Grâce à l’affectueuse obligeance du Père Séjourné, alors prieur du couvent, j’obtins la faveur d’être logé dans une de ces chambres, pendant toute la durée de mon séjour à Jérusalem. J’en ai gardé le plus délicieux souvenir. L’exquise retraite que cette cellule, ouverte sur une cour intérieure ombreuse et fraîche, — et combien propice à la méditation, combien exaltante pour quiconque y apporte une autre disposition d’âme que la vaine curiosité du touriste ! De ma fenêtre, j’apercevais presque toute la Ville Sainte : le dôme surbaissé du Saint-Sépulcre, la flèche aérienne des Franciscains, la grosse tour trapue de l’église protestante du Rédempteur, puis des minarets de mosquées émergeant parmi les blancheurs laiteuses des maisons, les lilas et les mauves des lointains. Au coucher du soleil, le spectacle avait une grandeur religieuse. Je montais, à cette minute-là, sur la terrasse : les créneaux des remparts, dorés par le crépuscule, dévalaient avec une lourdeur puissante vers le creux sombre de la vallée de Josaphat et la grande face blême du mont de l’Agonie. Derrière un bois d’oliviers, le soleil couchant enflammait de rougeurs sanglantes la coupole monstrueuse de la cathédrale russe. Mais, vers le Nord, rayonnait une suavité divine. Le ciel livide se fondait dans des transparences cristallines, les brindilles fuselées des oliviers tout proches se découpaient sur ce fond mélancolique, comme des nervures de plomb sur le fond splendide et doux d’un vitrail.

________________________________________

Consignes ▸
[1] Relevez, dans l'extrait sur Jérusalem, tous les éléments d'édifices religieux visibles depuis la fenêtre de la cellule.
[2] Traduisez en anglais la phrase de l'extrait sur Jérusalem « Au coucher du soleil, le spectacle avait une grandeur religieuse. ».
Les entrées forment un matériau distinct de l'extrait.

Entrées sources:
________________________________________

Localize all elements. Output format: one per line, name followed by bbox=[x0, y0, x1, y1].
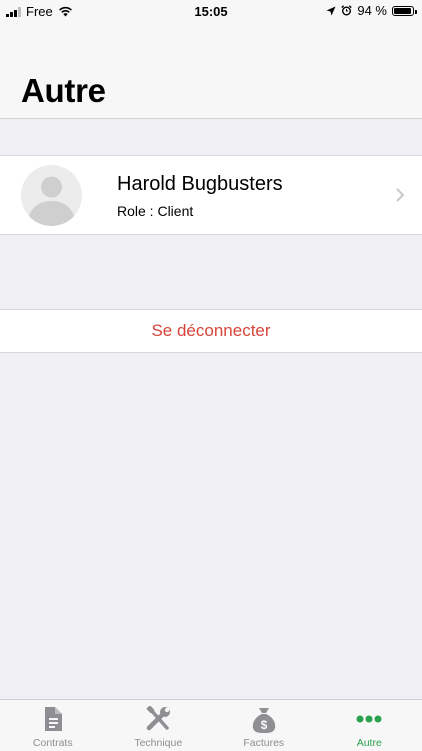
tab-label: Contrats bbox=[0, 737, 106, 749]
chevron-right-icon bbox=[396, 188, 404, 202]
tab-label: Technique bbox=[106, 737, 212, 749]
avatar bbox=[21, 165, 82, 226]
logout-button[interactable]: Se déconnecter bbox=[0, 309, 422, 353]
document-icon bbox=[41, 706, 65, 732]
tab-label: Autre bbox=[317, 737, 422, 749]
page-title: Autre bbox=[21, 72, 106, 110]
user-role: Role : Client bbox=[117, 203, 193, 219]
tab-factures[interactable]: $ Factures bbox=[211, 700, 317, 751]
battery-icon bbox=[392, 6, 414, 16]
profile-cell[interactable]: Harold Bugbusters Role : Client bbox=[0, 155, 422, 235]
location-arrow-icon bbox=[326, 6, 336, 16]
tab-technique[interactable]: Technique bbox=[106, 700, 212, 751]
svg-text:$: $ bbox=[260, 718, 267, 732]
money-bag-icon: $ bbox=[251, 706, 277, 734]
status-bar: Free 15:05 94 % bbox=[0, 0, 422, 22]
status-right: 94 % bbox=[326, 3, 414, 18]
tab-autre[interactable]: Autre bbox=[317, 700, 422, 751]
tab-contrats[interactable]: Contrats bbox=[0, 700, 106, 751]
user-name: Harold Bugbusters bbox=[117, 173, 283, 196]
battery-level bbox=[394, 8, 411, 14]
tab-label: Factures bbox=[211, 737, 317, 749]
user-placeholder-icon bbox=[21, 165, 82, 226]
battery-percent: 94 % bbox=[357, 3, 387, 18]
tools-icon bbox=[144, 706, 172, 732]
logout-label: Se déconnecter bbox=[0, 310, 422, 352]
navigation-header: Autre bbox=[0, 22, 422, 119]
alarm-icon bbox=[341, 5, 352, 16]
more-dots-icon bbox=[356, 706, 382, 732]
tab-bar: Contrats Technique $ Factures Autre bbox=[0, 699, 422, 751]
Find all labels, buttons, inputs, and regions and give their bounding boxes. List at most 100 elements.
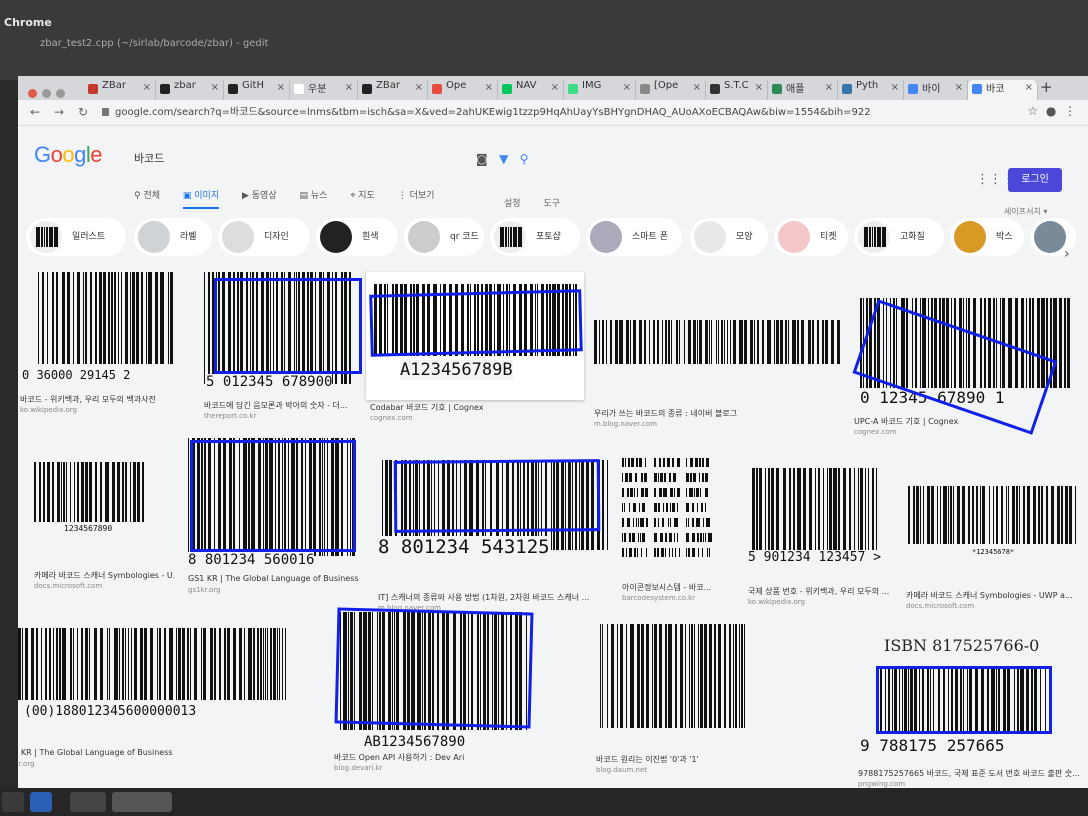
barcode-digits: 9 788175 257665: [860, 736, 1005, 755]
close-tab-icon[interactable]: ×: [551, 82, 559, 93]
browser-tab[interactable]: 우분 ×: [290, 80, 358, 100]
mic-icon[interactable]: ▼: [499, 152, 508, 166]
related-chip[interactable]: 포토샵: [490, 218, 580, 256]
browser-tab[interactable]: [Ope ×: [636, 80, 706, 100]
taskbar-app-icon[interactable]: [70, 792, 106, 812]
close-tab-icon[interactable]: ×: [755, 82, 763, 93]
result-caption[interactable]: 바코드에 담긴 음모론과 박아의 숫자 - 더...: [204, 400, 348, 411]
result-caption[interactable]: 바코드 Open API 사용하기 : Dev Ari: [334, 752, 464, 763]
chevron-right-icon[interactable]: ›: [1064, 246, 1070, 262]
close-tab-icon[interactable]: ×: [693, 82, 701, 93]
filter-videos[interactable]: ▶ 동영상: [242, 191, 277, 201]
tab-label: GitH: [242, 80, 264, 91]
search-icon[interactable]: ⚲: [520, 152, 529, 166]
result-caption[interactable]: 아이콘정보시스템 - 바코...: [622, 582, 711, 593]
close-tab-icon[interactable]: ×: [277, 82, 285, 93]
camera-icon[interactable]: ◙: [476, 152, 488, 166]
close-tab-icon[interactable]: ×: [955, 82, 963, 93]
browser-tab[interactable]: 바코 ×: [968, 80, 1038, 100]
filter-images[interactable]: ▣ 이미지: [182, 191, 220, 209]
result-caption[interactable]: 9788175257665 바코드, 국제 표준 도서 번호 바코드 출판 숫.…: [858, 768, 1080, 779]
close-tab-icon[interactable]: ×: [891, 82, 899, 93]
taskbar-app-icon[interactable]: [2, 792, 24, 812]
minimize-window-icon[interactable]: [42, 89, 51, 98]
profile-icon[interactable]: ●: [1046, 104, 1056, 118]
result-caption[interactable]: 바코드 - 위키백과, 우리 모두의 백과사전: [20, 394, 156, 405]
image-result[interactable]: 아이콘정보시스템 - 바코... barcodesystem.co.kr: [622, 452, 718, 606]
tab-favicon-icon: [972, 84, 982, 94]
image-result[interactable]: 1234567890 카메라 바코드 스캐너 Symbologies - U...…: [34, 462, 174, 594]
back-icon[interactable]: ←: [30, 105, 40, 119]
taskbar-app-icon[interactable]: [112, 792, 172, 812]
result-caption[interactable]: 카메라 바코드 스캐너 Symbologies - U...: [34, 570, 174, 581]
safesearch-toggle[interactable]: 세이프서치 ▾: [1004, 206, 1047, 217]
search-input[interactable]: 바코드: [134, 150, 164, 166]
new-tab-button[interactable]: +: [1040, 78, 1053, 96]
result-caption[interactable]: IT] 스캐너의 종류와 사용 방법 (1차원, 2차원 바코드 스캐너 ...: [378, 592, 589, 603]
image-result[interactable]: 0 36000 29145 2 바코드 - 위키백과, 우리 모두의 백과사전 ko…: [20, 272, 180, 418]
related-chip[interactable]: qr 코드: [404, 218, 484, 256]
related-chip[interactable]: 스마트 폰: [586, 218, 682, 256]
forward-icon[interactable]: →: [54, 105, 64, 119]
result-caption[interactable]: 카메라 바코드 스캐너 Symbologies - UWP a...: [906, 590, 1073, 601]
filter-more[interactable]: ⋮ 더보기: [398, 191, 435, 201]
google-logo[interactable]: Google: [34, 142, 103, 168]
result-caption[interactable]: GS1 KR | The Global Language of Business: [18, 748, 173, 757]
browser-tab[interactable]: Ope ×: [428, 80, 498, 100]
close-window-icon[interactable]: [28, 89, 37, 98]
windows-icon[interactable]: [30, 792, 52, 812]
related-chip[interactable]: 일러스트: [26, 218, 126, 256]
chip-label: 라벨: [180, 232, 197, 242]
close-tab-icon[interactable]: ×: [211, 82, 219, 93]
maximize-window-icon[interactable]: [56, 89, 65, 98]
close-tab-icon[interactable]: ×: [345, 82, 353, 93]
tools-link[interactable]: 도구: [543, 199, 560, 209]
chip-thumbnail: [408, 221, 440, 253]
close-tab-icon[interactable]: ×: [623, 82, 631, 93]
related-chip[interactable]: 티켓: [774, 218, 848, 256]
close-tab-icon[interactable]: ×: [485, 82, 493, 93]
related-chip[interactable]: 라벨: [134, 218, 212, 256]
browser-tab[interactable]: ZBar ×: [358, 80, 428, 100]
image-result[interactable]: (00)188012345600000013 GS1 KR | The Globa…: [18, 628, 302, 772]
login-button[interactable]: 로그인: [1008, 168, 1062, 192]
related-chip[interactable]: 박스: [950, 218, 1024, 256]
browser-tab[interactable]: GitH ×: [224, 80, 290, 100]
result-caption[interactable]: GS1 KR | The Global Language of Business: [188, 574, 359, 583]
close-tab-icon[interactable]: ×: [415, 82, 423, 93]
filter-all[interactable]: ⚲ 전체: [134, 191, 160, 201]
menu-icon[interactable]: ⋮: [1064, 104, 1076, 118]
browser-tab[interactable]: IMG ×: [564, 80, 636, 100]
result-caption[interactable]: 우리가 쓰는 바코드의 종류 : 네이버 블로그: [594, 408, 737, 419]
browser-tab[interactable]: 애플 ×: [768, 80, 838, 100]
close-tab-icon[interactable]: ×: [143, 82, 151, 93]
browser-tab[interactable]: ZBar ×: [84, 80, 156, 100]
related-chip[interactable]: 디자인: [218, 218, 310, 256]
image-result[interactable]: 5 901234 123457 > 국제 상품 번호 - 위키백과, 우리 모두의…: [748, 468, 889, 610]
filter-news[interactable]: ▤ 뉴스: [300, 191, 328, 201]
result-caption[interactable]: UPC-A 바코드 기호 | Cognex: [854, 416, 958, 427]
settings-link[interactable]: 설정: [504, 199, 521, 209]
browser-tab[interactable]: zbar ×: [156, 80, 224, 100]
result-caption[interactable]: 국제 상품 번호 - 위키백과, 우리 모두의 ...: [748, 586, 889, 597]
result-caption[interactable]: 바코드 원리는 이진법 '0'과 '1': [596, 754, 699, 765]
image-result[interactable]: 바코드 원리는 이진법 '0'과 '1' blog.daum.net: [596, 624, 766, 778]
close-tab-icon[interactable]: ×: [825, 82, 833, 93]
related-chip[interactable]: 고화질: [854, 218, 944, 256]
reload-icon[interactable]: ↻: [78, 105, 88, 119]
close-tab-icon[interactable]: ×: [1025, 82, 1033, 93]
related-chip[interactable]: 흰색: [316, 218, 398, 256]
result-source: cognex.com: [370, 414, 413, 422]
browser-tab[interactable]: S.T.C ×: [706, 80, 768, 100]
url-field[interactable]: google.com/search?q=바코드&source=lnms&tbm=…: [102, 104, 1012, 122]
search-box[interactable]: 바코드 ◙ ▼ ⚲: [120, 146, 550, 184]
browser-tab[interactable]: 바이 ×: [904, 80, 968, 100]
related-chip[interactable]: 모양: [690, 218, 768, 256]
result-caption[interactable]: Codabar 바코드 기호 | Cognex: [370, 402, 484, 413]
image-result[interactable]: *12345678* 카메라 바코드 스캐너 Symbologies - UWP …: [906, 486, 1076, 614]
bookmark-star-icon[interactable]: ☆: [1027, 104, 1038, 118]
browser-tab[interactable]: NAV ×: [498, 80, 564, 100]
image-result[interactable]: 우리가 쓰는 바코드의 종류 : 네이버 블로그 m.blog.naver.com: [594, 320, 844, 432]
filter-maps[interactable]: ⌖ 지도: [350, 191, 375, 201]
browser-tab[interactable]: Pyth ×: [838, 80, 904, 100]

________________________________________

Réponses attendues ▸
[1]
- le dôme surbaissé du Saint-Sépulcre
- la flèche aérienne des Franciscains
- la grosse tour trapue de l'église protestante du Rédempteur
- des minarets de mosquées

[2] At sunset, the spectacle had a religious grandeur.